EXERCISE:
Please pull out every line that includes the string "false".

RECORDS:

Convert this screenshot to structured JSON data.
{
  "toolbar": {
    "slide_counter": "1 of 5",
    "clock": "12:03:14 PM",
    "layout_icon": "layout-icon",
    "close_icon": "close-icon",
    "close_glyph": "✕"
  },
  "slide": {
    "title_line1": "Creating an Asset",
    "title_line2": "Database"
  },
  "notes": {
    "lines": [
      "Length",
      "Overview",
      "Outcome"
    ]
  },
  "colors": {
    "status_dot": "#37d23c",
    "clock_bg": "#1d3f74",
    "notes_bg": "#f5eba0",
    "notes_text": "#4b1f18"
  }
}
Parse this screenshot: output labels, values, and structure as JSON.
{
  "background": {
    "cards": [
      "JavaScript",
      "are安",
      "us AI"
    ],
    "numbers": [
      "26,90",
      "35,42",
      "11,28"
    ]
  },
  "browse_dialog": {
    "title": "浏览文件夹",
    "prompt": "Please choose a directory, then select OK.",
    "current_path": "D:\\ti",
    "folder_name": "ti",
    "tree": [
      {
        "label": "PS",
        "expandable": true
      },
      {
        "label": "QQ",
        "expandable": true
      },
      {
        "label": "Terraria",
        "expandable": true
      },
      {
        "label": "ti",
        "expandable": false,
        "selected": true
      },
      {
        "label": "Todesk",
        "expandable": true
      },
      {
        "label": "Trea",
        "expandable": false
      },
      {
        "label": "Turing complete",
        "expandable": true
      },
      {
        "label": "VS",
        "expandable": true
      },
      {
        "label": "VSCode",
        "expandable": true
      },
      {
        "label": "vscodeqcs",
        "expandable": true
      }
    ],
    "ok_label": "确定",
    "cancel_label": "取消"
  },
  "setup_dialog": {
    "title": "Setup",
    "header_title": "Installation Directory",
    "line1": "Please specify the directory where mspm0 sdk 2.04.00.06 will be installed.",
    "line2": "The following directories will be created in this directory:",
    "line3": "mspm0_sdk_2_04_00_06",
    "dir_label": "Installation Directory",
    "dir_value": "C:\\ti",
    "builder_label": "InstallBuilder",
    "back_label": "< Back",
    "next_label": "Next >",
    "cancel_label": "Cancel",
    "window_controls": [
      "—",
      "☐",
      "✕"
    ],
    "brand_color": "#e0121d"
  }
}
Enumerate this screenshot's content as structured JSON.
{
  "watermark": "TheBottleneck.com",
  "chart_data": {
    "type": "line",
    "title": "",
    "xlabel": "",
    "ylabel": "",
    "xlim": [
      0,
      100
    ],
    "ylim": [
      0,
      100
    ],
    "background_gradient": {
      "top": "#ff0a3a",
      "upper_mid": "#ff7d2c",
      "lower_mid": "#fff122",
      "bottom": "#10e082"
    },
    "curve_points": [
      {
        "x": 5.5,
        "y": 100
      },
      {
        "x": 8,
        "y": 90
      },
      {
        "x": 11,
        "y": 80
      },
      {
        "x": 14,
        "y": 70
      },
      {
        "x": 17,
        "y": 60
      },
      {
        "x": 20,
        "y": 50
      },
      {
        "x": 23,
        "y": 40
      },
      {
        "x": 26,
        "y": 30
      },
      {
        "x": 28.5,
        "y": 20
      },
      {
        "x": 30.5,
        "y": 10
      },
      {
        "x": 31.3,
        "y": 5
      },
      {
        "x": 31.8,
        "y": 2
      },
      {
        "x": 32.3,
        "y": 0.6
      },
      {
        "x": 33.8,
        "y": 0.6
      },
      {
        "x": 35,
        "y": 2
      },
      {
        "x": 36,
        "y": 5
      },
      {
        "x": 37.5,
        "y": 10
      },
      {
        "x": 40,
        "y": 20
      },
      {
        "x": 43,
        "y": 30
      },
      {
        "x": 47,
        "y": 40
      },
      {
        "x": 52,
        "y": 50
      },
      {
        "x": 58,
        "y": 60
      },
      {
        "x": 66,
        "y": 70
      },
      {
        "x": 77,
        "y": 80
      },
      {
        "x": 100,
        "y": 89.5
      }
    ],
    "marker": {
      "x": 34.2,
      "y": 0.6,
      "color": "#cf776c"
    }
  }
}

WRITTEN RESPONSE:
        "expandable": false,
        "expandable": false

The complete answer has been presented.